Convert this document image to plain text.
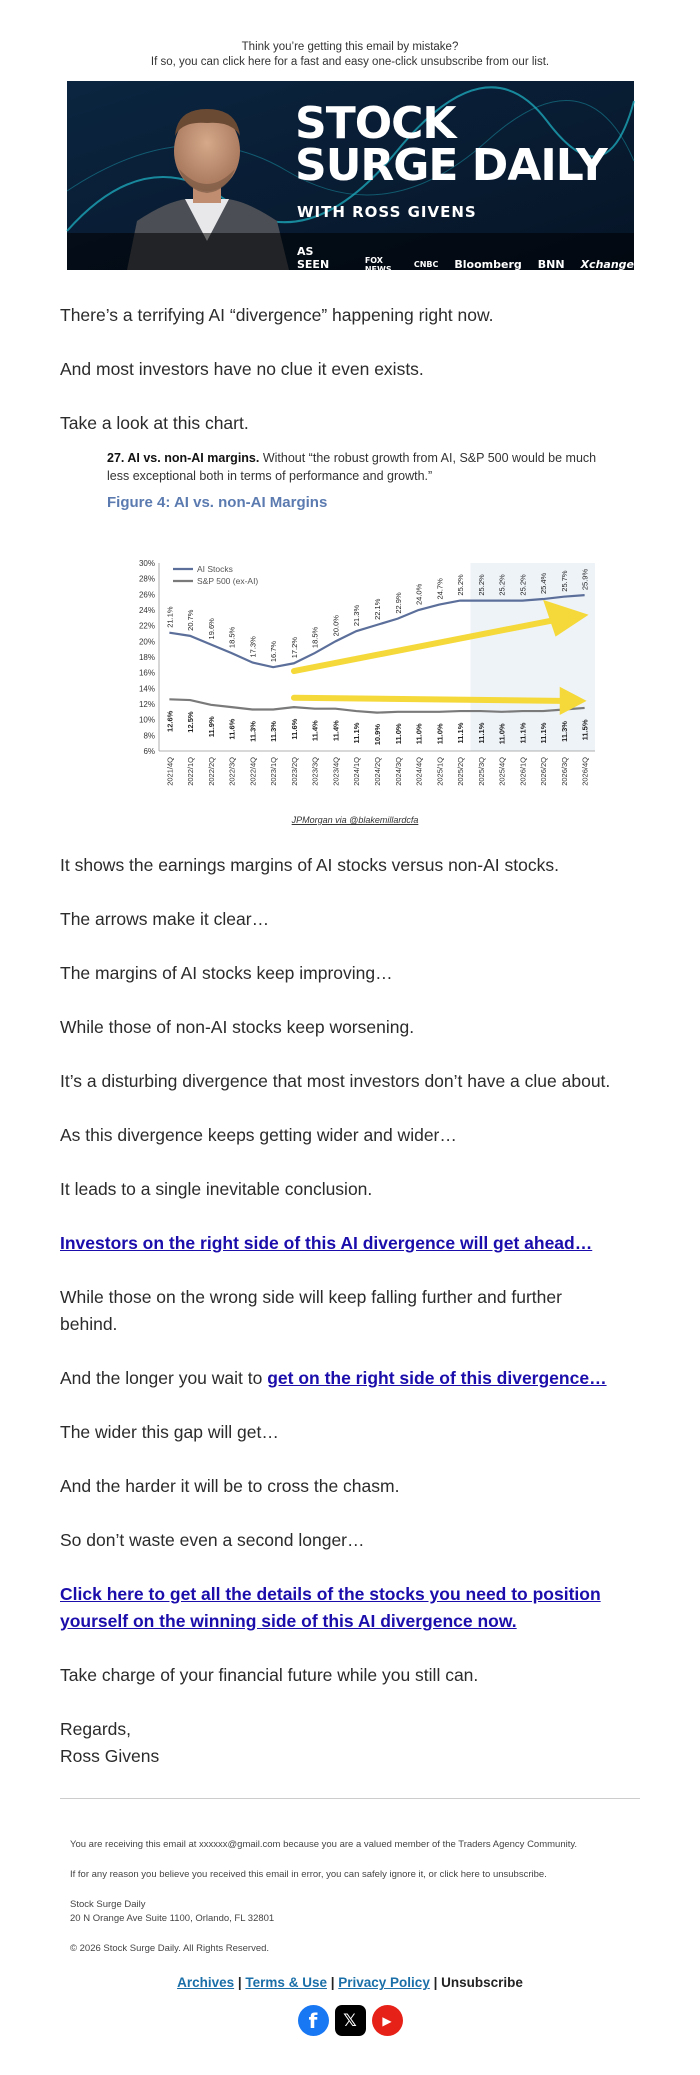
Think you’re getting this email by mistake?
If so, you can click here for a fast and easy one-click unsubscribe from our list.
STOCK
SURGE DAILY
WITH ROSS GIVENS
AS SEEN ON
FOX NEWS	CNBC Bloomberg BNN Xchange
There’s a terrifying AI “divergence” happening right now.
And most investors have no clue it even exists.
Take a look at this chart.
27. AI vs. non-AI margins. Without “the robust growth from AI, S&P 500 would be much less exceptional both in terms of performance and growth.”
Figure 4: AI vs. non-AI Margins
30%
28%
26%
24%
22%
20%
18%
16%
14%
12%
10%
8%
6%
2021/4Q 2022/1Q 2022/2Q 2022/3Q 2022/4Q 2023/1Q 2023/2Q 2023/3Q 2023/4Q 2024/1Q 2024/2Q 2024/3Q 2024/4Q 2025/1Q 2025/2Q 2025/3Q 2025/4Q 2026/1Q 2026/2Q 2026/3Q 2026/4Q
21.1% 20.7% 19.6% 18.5% 17.3% 16.7% 17.2% 18.5%
20.0% 21.3% 22.1% 22.9% 24.0% 24.7% 25.2% 25.2% 25.2% 25.2% 25.4% 25.7% 25.9%
12.6% 12.5% 11.9% 11.6% 11.3% 11.3% 11.6% 11.4% 11.4% 11.1% 10.9% 11.0% 11.0% 11.0% 11.1% 11.1% 11.0% 11.1% 11.1% 11.3% 11.5%
AI Stocks
S&P 500 (ex-AI)
JPMorgan via @blakemillardcfa
It shows the earnings margins of AI stocks versus non-AI stocks.
The arrows make it clear…
The margins of AI stocks keep improving…
While those of non-AI stocks keep worsening.
It’s a disturbing divergence that most investors don’t have a clue about.
As this divergence keeps getting wider and wider…
It leads to a single inevitable conclusion.
Investors on the right side of this AI divergence will get ahead…
While those on the wrong side will keep falling further and further behind.
And the longer you wait to get on the right side of this divergence…
The wider this gap will get…
And the harder it will be to cross the chasm.
So don’t waste even a second longer…
Click here to get all the details of the stocks you need to position yourself on the winning side of this AI divergence now.
Take charge of your financial future while you still can.
Regards,
Ross Givens
You are receiving this email at xxxxxx@gmail.com because you are a valued member of the Traders Agency Community.
If for any reason you believe you received this email in error, you can safely ignore it, or click here to unsubscribe.
Stock Surge Daily
20 N Orange Ave Suite 1100, Orlando, FL 32801
© 2026 Stock Surge Daily. All Rights Reserved.
Archives | Terms & Use | Privacy Policy | Unsubscribe
f	𝕏	▶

......

WHAT YOU HAVE TO DO ▸
Above are the records; reproduce them exactly and leave out the pictures.

SOLUTION FOR THIS EXERCISE ▸
Convert this document image to plain text.
Think you’re getting this email by mistake?
If so, you can click here for a fast and easy one-click unsubscribe from our list.
STOCK
SURGE DAILY
WITH ROSS GIVENS
AS SEEN ON
FOX NEWS	CNBC Bloomberg BNN Xchange
There’s a terrifying AI “divergence” happening right now.
And most investors have no clue it even exists.
Take a look at this chart.
27. AI vs. non-AI margins. Without “the robust growth from AI, S&P 500 would be much less exceptional both in terms of performance and growth.”
Figure 4: AI vs. non-AI Margins
30%
28%
26%
24%
22%
20%
18%
16%
14%
12%
10%
8%
6%
2021/4Q 2022/1Q 2022/2Q 2022/3Q 2022/4Q 2023/1Q 2023/2Q 2023/3Q 2023/4Q 2024/1Q 2024/2Q 2024/3Q 2024/4Q 2025/1Q 2025/2Q 2025/3Q 2025/4Q 2026/1Q 2026/2Q 2026/3Q 2026/4Q
21.1% 20.7% 19.6% 18.5% 17.3% 16.7% 17.2% 18.5%
20.0% 21.3% 22.1% 22.9% 24.0% 24.7% 25.2% 25.2% 25.2% 25.2% 25.4% 25.7% 25.9%
12.6% 12.5% 11.9% 11.6% 11.3% 11.3% 11.6% 11.4% 11.4% 11.1% 10.9% 11.0% 11.0% 11.0% 11.1% 11.1% 11.0% 11.1% 11.1% 11.3% 11.5%
AI Stocks
S&P 500 (ex-AI)
JPMorgan via @blakemillardcfa
It shows the earnings margins of AI stocks versus non-AI stocks.
The arrows make it clear…
The margins of AI stocks keep improving…
While those of non-AI stocks keep worsening.
It’s a disturbing divergence that most investors don’t have a clue about.
As this divergence keeps getting wider and wider…
It leads to a single inevitable conclusion.
Investors on the right side of this AI divergence will get ahead…
While those on the wrong side will keep falling further and further behind.
And the longer you wait to get on the right side of this divergence…
The wider this gap will get…
And the harder it will be to cross the chasm.
So don’t waste even a second longer…
Click here to get all the details of the stocks you need to position yourself on the winning side of this AI divergence now.
Take charge of your financial future while you still can.
Regards,
Ross Givens
You are receiving this email at xxxxxx@gmail.com because you are a valued member of the Traders Agency Community.
If for any reason you believe you received this email in error, you can safely ignore it, or click here to unsubscribe.
Stock Surge Daily
20 N Orange Ave Suite 1100, Orlando, FL 32801
© 2026 Stock Surge Daily. All Rights Reserved.
Archives | Terms & Use | Privacy Policy | Unsubscribe
f	𝕏	▶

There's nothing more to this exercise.